Figure data in JSON:

▼

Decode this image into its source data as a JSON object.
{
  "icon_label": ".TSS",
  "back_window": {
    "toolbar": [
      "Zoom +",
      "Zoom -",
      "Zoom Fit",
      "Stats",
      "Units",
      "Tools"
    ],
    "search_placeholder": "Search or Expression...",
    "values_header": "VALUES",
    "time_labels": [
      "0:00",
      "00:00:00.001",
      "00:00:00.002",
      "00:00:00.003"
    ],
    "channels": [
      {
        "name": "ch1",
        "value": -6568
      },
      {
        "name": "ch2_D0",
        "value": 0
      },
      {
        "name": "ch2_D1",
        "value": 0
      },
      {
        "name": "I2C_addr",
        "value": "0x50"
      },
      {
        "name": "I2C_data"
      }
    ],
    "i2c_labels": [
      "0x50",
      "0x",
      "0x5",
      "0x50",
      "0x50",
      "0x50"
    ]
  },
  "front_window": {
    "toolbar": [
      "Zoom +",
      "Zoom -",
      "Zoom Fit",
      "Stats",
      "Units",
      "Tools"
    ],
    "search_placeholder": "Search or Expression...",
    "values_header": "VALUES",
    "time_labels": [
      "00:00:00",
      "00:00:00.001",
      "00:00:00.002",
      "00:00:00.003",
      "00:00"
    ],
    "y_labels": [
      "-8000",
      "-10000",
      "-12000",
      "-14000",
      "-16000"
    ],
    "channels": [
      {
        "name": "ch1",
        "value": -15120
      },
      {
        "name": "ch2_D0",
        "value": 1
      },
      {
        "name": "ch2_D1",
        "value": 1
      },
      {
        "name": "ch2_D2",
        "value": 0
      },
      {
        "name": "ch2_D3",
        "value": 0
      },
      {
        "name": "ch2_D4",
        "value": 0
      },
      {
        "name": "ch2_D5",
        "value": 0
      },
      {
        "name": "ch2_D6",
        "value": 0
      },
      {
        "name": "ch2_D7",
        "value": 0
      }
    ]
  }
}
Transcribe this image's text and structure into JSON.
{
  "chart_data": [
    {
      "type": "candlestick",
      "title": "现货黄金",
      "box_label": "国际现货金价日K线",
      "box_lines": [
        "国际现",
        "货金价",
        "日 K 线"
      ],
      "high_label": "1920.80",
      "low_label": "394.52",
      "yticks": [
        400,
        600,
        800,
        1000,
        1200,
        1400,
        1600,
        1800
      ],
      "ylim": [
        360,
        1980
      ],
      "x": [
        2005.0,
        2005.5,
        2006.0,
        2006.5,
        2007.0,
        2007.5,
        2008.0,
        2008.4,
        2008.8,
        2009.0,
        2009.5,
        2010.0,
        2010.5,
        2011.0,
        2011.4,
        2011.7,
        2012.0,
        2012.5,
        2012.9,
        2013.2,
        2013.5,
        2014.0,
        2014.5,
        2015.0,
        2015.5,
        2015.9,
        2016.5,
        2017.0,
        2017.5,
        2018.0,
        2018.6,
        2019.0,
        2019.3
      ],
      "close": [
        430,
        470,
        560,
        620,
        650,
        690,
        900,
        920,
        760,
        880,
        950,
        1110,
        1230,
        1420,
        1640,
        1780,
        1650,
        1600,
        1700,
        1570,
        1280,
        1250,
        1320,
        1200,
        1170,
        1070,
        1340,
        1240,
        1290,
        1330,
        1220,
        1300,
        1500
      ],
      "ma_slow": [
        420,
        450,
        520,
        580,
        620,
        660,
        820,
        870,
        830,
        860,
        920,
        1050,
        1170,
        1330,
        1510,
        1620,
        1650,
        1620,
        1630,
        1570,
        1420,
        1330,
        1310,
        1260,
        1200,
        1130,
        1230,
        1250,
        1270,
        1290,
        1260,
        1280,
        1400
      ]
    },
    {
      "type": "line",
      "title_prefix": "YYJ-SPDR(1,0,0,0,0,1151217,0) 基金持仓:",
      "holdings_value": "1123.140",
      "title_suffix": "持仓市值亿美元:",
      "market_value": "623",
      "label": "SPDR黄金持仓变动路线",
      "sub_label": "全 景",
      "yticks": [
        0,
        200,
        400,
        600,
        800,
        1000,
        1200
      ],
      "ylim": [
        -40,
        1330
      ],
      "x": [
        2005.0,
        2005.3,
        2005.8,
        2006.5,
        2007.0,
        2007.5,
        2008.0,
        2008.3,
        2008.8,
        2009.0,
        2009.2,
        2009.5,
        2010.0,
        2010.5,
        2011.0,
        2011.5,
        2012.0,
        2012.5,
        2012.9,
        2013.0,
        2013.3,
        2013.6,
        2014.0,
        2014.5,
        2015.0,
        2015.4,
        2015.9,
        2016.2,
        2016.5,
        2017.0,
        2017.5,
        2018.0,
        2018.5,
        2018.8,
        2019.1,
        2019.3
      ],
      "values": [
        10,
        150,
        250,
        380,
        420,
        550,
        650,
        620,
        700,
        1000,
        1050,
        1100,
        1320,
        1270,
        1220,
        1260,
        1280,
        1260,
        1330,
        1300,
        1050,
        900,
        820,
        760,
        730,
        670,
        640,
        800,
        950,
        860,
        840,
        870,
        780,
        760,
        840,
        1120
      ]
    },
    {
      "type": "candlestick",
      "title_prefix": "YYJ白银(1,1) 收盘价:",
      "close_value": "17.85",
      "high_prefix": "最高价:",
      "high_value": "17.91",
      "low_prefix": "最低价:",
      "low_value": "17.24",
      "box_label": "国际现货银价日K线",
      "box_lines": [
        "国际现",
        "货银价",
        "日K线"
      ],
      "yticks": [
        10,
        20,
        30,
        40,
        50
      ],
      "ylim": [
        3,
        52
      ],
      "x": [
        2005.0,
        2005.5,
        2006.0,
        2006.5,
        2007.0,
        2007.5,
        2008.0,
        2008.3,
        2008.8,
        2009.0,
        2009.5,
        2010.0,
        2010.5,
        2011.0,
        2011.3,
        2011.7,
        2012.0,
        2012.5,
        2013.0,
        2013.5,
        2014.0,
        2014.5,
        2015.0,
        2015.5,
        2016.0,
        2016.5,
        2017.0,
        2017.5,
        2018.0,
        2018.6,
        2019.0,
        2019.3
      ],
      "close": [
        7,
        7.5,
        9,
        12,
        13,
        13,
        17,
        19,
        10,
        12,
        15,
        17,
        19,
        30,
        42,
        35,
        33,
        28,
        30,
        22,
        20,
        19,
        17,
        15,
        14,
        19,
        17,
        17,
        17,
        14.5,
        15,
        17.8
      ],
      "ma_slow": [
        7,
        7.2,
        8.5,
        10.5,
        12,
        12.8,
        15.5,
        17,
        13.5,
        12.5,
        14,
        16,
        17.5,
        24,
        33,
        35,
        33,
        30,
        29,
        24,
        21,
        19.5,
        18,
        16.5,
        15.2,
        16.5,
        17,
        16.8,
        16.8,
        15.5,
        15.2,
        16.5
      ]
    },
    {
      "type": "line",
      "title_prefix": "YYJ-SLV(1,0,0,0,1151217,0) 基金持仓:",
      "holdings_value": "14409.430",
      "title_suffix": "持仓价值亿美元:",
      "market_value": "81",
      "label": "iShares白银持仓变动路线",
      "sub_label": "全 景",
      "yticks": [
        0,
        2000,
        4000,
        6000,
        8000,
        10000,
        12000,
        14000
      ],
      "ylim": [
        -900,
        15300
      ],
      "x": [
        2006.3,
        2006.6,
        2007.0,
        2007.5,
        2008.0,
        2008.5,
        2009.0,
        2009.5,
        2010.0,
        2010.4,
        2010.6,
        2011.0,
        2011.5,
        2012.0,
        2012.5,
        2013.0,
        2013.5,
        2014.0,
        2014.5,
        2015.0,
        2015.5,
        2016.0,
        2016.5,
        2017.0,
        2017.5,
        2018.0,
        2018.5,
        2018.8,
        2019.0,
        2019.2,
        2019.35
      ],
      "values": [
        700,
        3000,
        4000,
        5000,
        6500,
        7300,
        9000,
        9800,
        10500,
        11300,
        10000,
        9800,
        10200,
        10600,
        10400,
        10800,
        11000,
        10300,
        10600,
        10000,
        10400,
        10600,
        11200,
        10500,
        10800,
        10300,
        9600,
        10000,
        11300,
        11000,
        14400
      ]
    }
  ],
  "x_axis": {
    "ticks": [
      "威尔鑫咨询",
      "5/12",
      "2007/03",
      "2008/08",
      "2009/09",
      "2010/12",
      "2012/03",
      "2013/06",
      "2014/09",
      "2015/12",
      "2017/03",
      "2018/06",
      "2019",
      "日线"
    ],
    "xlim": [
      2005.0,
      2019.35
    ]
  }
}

▲

Pull out every line of the records that includes the string "this".

Decode this image into its source data as a JSON object.
Transcribe this image's text and structure into JSON.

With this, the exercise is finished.